**TUGAS:** Tentukan apakah setiap pernyataan berikut sesuai dengan teks bacaan di bawah, lalu jawab ya atau tidak beserta kutipan kata-kata penentu dari teks tersebut tanpa diubah. (a) Kitab Lindu ditemukan di lingkungan Keraton Cirebon pada tahun 2012. (b) Oman sudah menemukan kitab gempa yang isinya terkait mitigasi. (c) Kitab Takwil Gempa di Surau Lubuk Ipuh ditemukan sendiri oleh Oman.

=== TEKS BACAAN ===

Disebutkan, ”… Jika gempa pada bulan Rajab, pada waktu subuh, alamatnya segala isi negeri bersusah hati dengan kekurangan makanan. Jika pada waktu duha, alamatnya air laut keras akan datang ke dalam negeri itu….”
Temuan itu menyentak Oman, juga dunia ilmu pengetahuan. Maklum, selama ini, catatan lokal tentang gempa dan tsunami dianggap tidak ada. Ternyata catatan itu ada, tetapi diabaikan. Selanjutnya, Oman berturut-turut menemukan catatan terkait gempa lainnya di daerah yang pernah dilanda gempa. Tahun 2006, Oman menemukan tulisan tangan di sampul sebuah manuskrip asal abad ke-19 di Zawiyah Tanoh Abee, Aceh Besar, yang menyebutkan, pernah terjadi gempa besar untuk kedua kali pada pagi hari Kamis, 9 Jumadil Akhir 1248 Hijriah atau sekitar 3 November 1832.
Terakhir, tahun 2012, Oman menemukan naskah gempa versi Jawa di lingkungan Keraton Cirebon berjudul Kitab Lindu. ”Dalam bahasa Jawa, lindu itu berarti ’gempa’. Catatannya pendek dan hanya merupakan satu bab dari Kitab Tatamba yang arti sebenarnya berobat,” ujar Ketua Manassa itu.
Beberapa rekan Oman di Manassa juga menemukan kitab Takwil Gempa di Surau Lubuk Ipuh, Sumatera Barat. Belakangan diketahui, naskah-naskah soal gempa juga tersimpan di Perpustakaan Nasional RI di Jakarta dan perpustakaan di Delft serta Leiden, Belanda.
Sejauh ini, lanjut Oman, naskah gempa yang telah ditemukan umumnya berisi takwil atau tafsir hikmah atas gempa. Tafsirnya selalu dua hal, yakni mengabarkan berita baik dan buruk. Berita baiknya (gempa) ditafsir sebagai tanda akan munculnya buah-buahan dan panen padi. Berita buruknya, gempa pada waktu tertentu ditafsir sebagai tanda akan datangnya bala atau musibah termasuk menimbulkan (gelombang) air yang besar.
Oman belum menemukan kitab gempa yang isinya terkait mitigasi. ”Kalau ada itu menarik sekali. Mungkin belum ditemukan saja mengingat data digital manuskrip yang telah terkumpul belum semuanya selesai dibaca.”

=== REKAMAN DATA ===

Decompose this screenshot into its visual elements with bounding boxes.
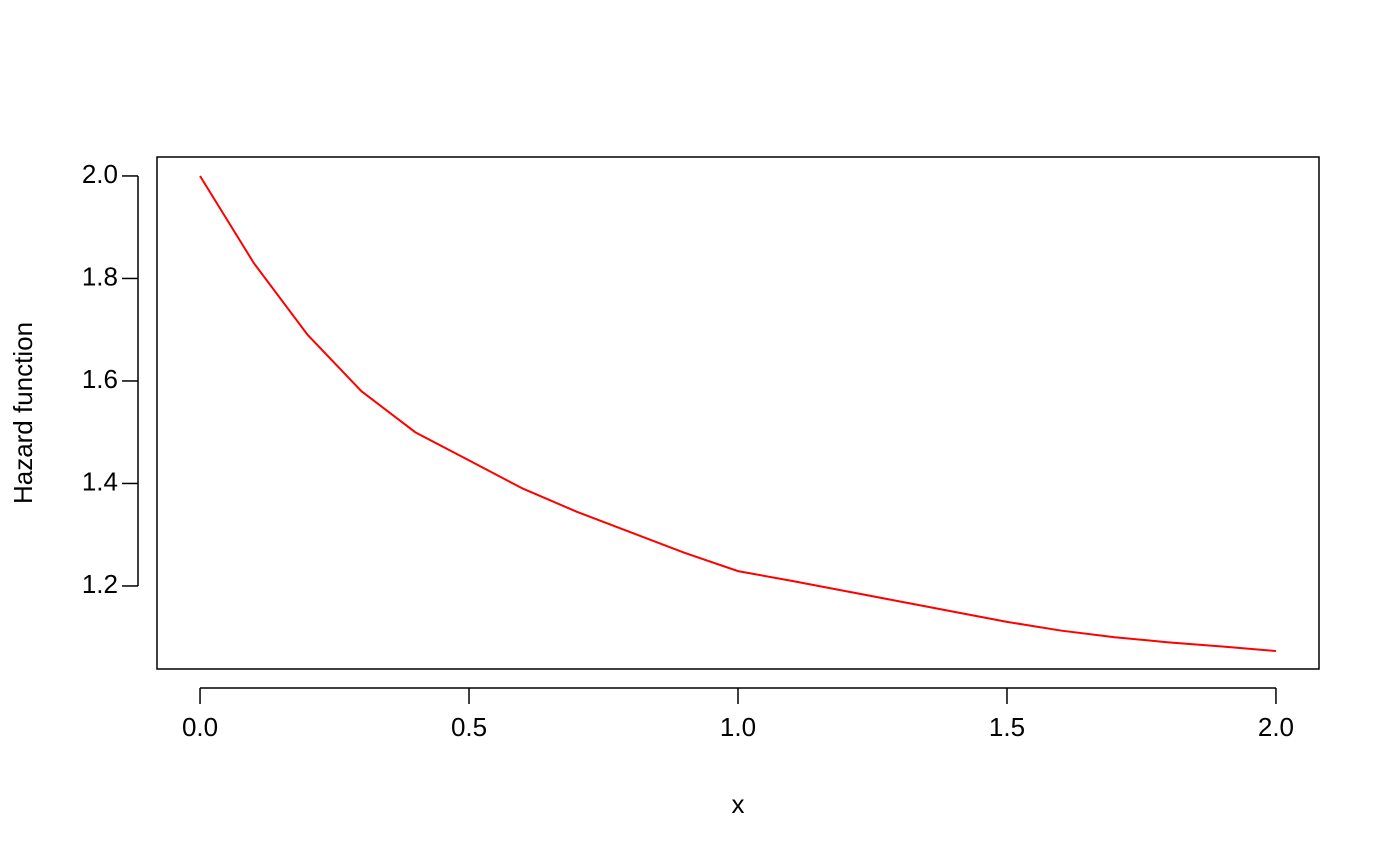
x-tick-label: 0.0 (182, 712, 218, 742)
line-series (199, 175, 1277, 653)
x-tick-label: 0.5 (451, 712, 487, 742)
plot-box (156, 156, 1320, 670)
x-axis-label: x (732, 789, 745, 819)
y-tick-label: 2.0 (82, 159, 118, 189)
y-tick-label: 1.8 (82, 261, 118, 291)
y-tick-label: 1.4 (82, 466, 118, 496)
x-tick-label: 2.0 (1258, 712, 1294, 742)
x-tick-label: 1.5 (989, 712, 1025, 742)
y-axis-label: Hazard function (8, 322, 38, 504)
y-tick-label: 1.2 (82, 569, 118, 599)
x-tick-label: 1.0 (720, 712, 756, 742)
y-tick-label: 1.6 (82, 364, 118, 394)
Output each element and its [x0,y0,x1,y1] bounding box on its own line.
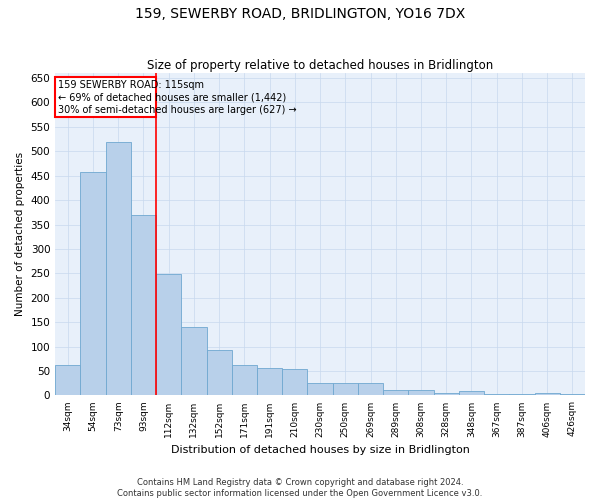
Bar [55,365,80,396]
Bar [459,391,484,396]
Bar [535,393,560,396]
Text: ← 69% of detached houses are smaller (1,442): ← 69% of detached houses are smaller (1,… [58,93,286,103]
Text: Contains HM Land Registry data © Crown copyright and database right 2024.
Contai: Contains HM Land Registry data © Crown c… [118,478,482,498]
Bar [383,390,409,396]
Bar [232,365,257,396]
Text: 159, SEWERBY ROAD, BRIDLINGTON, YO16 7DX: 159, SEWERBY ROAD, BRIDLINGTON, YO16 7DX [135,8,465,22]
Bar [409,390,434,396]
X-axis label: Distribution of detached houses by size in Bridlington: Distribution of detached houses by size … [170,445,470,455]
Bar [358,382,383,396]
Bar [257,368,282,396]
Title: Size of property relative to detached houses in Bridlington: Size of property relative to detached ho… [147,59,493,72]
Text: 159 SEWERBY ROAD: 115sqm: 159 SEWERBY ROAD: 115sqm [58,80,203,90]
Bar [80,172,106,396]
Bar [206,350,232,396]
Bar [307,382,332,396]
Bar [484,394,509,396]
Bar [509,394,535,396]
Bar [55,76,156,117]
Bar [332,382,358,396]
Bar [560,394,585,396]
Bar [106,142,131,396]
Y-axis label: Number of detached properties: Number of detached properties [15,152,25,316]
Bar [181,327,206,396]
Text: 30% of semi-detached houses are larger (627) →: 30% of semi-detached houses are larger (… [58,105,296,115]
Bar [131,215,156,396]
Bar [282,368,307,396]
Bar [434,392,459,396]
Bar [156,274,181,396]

===

**JAWABAN:**
(a) Ya: "Terakhir, tahun 2012, Oman menemukan naskah gempa versi Jawa di lingkungan Keraton Cirebon berjudul Kitab Lindu."
(b) Tidak: "Oman belum menemukan kitab gempa yang isinya terkait mitigasi."
(c) Tidak: "Beberapa rekan Oman di Manassa juga menemukan kitab Takwil Gempa di Surau Lubuk Ipuh, Sumatera Barat."